» Description of the task:
Lines holding the string "modified" are the ones to copy from this listing.
[Begin]
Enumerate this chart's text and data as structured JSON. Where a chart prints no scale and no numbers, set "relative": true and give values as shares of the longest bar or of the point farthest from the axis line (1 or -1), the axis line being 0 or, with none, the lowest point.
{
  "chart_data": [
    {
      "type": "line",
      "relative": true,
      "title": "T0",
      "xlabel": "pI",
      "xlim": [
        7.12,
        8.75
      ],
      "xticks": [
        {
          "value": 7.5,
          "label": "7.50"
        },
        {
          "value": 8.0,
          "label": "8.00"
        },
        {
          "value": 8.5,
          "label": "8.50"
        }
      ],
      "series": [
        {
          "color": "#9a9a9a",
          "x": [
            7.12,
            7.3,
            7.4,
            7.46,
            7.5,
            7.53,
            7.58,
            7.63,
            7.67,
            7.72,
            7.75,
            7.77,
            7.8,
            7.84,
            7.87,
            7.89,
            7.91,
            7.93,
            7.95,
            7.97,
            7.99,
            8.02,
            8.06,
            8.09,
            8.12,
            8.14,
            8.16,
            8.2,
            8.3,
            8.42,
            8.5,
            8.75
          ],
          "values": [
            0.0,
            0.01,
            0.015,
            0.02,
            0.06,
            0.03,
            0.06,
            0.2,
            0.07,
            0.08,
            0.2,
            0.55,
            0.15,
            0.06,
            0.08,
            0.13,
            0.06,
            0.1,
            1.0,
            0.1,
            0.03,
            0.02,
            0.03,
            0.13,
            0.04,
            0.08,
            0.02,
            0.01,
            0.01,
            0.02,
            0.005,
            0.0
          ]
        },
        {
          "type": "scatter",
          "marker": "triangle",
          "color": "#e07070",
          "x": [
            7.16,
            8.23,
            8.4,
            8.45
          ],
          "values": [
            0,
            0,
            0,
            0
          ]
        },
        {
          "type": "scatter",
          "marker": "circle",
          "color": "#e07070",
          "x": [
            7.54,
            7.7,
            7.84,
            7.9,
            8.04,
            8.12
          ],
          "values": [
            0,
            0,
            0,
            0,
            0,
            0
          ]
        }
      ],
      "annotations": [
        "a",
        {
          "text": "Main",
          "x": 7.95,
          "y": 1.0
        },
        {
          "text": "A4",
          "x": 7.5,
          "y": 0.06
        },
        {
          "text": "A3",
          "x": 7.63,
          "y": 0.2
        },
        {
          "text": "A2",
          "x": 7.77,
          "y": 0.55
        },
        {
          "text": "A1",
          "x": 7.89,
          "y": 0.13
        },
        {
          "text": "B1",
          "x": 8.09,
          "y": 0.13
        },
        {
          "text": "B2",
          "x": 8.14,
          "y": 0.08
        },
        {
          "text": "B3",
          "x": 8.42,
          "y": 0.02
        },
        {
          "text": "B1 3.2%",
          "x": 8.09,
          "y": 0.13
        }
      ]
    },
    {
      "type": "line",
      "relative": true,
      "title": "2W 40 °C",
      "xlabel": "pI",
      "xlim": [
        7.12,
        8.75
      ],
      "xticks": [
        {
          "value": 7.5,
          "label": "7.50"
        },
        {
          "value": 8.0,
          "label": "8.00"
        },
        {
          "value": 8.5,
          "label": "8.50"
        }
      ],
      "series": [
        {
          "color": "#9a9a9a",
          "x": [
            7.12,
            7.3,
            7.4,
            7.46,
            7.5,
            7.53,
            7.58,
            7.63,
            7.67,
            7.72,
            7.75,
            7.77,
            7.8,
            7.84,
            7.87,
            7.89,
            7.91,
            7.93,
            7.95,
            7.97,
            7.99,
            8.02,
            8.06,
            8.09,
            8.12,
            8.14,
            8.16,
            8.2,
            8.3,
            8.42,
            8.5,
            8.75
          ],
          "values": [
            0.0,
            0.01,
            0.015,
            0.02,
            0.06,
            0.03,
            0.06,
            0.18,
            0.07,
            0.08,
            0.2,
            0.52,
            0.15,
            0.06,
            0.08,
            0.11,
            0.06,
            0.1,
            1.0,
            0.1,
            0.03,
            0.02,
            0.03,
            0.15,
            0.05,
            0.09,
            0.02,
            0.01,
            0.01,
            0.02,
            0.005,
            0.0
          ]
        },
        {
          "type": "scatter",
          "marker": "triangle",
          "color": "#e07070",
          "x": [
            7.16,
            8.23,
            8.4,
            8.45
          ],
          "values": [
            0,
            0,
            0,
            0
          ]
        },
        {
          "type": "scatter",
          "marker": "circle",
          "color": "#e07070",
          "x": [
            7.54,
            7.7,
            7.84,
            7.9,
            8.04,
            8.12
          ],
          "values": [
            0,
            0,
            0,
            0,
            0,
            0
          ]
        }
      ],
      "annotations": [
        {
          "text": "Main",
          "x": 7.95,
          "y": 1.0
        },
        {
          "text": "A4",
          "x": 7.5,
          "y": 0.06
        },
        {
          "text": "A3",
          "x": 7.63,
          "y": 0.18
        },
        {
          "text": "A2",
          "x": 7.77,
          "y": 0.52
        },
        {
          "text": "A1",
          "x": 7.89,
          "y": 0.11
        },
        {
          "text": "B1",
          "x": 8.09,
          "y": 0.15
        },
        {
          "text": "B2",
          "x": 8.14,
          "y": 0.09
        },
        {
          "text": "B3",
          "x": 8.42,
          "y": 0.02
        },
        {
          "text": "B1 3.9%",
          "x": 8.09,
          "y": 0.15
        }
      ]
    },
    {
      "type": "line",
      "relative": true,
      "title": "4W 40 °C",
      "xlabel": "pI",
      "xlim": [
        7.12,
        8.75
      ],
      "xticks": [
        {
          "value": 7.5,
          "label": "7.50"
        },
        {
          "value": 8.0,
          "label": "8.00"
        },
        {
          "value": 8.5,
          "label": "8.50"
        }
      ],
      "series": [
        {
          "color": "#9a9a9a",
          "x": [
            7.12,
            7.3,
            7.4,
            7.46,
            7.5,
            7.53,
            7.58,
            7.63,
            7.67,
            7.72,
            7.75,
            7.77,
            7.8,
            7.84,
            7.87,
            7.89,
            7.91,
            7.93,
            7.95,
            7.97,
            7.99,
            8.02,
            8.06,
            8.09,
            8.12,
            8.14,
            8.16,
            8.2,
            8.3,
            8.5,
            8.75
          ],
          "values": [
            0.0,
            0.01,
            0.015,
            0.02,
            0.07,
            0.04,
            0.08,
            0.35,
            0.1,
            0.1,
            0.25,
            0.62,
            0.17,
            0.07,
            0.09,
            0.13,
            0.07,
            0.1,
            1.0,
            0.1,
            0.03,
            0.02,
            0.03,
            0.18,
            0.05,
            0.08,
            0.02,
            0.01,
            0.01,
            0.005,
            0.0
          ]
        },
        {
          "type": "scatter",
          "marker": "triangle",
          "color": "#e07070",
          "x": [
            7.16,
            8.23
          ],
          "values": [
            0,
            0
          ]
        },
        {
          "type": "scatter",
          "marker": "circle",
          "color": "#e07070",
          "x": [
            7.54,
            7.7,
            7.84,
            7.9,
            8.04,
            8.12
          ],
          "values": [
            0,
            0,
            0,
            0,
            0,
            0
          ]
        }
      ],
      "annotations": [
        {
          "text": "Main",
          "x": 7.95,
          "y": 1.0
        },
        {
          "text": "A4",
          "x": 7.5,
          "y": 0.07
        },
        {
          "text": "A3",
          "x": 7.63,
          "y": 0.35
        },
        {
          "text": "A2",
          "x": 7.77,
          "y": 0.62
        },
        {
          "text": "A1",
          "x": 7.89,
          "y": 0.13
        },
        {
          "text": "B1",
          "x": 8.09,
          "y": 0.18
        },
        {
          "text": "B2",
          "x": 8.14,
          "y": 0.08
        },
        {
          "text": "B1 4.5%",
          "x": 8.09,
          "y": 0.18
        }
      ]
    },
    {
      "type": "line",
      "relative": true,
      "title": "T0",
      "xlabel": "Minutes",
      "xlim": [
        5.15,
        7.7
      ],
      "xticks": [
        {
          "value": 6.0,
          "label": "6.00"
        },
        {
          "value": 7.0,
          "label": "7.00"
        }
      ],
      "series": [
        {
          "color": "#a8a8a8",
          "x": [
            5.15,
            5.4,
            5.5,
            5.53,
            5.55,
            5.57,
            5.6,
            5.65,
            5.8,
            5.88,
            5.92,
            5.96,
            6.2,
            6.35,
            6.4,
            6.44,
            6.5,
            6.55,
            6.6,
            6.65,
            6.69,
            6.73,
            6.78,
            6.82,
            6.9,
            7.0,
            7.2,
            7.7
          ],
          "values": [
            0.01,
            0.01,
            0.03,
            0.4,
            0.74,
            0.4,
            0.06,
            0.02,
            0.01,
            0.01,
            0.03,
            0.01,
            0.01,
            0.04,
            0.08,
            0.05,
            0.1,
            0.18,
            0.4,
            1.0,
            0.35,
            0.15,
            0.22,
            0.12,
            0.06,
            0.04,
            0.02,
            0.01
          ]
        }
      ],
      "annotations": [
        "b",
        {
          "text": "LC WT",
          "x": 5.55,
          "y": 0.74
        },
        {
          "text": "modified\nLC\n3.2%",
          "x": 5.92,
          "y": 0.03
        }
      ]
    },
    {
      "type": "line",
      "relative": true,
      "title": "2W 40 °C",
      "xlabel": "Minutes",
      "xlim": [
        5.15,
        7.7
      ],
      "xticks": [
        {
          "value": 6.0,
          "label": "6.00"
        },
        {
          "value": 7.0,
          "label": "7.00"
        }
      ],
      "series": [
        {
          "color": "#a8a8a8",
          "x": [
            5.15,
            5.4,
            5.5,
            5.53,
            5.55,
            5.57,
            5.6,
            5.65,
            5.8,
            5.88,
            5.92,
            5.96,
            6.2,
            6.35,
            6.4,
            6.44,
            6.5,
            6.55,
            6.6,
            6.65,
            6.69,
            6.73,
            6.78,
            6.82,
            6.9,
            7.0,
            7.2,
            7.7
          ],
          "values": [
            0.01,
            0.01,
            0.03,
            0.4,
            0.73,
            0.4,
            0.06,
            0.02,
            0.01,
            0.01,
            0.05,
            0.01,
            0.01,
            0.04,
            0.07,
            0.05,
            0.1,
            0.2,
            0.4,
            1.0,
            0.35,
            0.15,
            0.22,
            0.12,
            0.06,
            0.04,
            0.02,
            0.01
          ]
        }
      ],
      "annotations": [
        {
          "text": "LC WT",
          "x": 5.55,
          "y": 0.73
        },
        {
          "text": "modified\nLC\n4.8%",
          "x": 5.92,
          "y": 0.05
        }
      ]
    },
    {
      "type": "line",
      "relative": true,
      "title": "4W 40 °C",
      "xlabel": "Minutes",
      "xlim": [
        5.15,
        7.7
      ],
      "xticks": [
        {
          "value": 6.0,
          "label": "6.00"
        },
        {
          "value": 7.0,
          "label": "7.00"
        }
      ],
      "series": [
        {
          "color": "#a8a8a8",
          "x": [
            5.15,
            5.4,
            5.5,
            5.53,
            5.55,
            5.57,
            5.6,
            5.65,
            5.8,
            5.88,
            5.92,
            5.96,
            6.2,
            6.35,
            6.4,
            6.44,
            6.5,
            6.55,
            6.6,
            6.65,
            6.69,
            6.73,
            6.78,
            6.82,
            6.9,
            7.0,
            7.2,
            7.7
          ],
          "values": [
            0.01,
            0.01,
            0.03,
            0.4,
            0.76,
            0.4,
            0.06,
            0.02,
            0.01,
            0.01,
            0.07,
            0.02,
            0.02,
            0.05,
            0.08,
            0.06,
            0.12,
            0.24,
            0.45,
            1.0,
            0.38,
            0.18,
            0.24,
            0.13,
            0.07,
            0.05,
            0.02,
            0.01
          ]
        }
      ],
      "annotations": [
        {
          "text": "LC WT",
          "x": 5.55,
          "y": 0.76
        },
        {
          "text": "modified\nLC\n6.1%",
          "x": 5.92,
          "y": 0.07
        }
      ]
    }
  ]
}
[End]
» Finished answer:
          "text": "modified\nLC\n3.2%",
          "text": "modified\nLC\n4.8%",
          "text": "modified\nLC\n6.1%",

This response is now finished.